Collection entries
'''
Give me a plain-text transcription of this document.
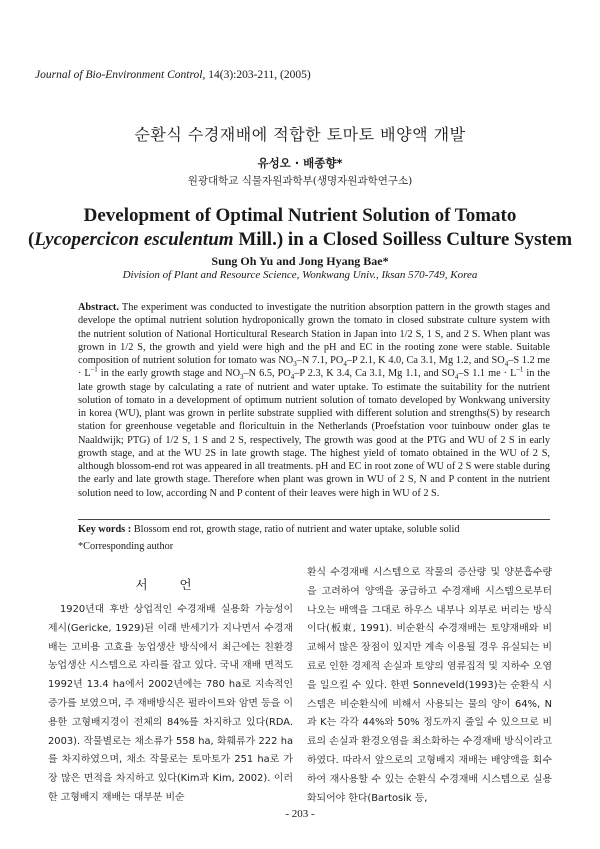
Journal of Bio-Environment Control, 14(3):203-211, (2005)
순환식 수경재배에 적합한 토마토 배양액 개발
유성오 · 배종향*
원광대학교 식물자원과학부(생명자원과학연구소)
Development of Optimal Nutrient Solution of Tomato
(Lycopercicon esculentum Mill.) in a Closed Soilless Culture System
Sung Oh Yu and Jong Hyang Bae*
Division of Plant and Resource Science, Wonkwang Univ., Iksan 570-749, Korea
Abstract. The experiment was conducted to investigate the nutrition absorption pattern in the growth stages and develope the optimal nutrient solution hydroponically grown the tomato in closed substrate culture system with the nutrient solution of National Horticultural Research Station in Japan into 1/2 S, 1 S, and 2 S. When plant was grown in 1/2 S, the growth and yield were high and the pH and EC in the rooting zone were stable. Suitable composition of nutrient solution for tomato was $NO_3-N$ 7.1, $PO_4-P$ 2.1, K 4.0, Ca 3.1, Mg 1.2, and $SO_4-S$ 1.2 me · $L^{-1}$ in the early growth stage and $NO_3-N$ 6.5, $PO_4-P$ 2.3, K 3.4, Ca 3.1, Mg 1.1, and $SO_4-S$ 1.1 me · $L^{-1}$ in the late growth stage by calculating a rate of nutrient and water uptake. To estimate the suitability for the nutrient solution of tomato in a development of optimum nutrient solution of tomato developed by Wonkwang university in korea (WU), plant was grown in perlite substrate supplied with different solution and strengths(S) by research station for greenhouse vegetable and floricultuin in the Netherlands (Proefstation voor tuinbouw onder glas te Naaldwijk; PTG) of 1/2 S, 1 S and 2 S, respectively, The growth was good at the PTG and WU of 2 S in early growth stage, and at the WU 2S in late growth stage. The highest yield of tomato obtained in the WU of 2 S, although blossom-end rot was appeared in all treatments. pH and EC in root zone of WU of 2 S were stable during the early and late growth stage. Therefore when plant was grown in WU of 2 S, N and P content in the nutrient solution need to low, according N and P content of their leaves were high in WU of 2 S.
Key words : Blossom end rot, growth stage, ratio of nutrient and water uptake, soluble solid
*Corresponding author
서 언
1920년대 후반 상업적인 수경재배 실용화 가능성이 제시(Gericke, 1929)된 이래 반세기가 지나면서 수경재배는 고비용 고효율 농업생산 방식에서 최근에는 친환경 농업생산 시스템으로 자리를 잡고 있다. 국내 재배 면적도 1992년 13.4 ha에서 2002년에는 780 ha로 지속적인 증가를 보였으며, 주 재배방식은 펄라이트와 암면 등을 이용한 고형배지경이 전체의 84%를 차지하고 있다(RDA. 2003). 작물별로는 채소류가 558 ha, 화훼류가 222 ha를 차지하였으며, 채소 작물로는 토마토가 251 ha로 가장 많은 면적을 차지하고 있다(Kim과 Kim, 2002). 이러한 고형배지 재배는 대부분 비순
환식 수경재배 시스템으로 작물의 증산량 및 양분흡수량을 고려하여 양액을 공급하고 수경재배 시스템으로부터 나오는 배액을 그대로 하우스 내부나 외부로 버리는 방식이다(板東, 1991). 비순환식 수경재배는 토양재배와 비교해서 많은 장점이 있지만 계속 이용될 경우 유실되는 비료로 인한 경제적 손실과 토양의 염류집적 및 지하수 오염을 일으킬 수 있다. 한편 Sonneveld(1993)는 순환식 시스템은 비순환식에 비해서 사용되는 물의 양이 64%, N과 K는 각각 44%와 50% 정도까지 줄일 수 있으므로 비료의 손실과 환경오염을 최소화하는 수경재배 방식이라고 하였다. 따라서 앞으로의 고형배지 재배는 배양액을 회수하여 재사용할 수 있는 순환식 수경재배 시스템으로 실용화되어야 한다(Bartosik 등,
- 203 -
'''
### What to work on
Look through the entries above; copy every line holding the string "water".

### The completed task
Abstract. The experiment was conducted to investigate the nutrition absorption pattern in the growth stages and develope the optimal nutrient solution hydroponically grown the tomato in closed substrate culture system with the nutrient solution of National Horticultural Research Station in Japan into 1/2 S, 1 S, and 2 S. When plant was grown in 1/2 S, the growth and yield were high and the pH and EC in the rooting zone were stable. Suitable composition of nutrient solution for tomato was $NO_3-N$ 7.1, $PO_4-P$ 2.1, K 4.0, Ca 3.1, Mg 1.2, and $SO_4-S$ 1.2 me · $L^{-1}$ in the early growth stage and $NO_3-N$ 6.5, $PO_4-P$ 2.3, K 3.4, Ca 3.1, Mg 1.1, and $SO_4-S$ 1.1 me · $L^{-1}$ in the late growth stage by calculating a rate of nutrient and water uptake. To estimate the suitability for the nutrient solution of tomato in a development of optimum nutrient solution of tomato developed by Wonkwang university in korea (WU), plant was grown in perlite substrate supplied with different solution and strengths(S) by research station for greenhouse vegetable and floricultuin in the Netherlands (Proefstation voor tuinbouw onder glas te Naaldwijk; PTG) of 1/2 S, 1 S and 2 S, respectively, The growth was good at the PTG and WU of 2 S in early growth stage, and at the WU 2S in late growth stage. The highest yield of tomato obtained in the WU of 2 S, although blossom-end rot was appeared in all treatments. pH and EC in root zone of WU of 2 S were stable during the early and late growth stage. Therefore when plant was grown in WU of 2 S, N and P content in the nutrient solution need to low, according N and P content of their leaves were high in WU of 2 S.
Key words : Blossom end rot, growth stage, ratio of nutrient and water uptake, soluble solid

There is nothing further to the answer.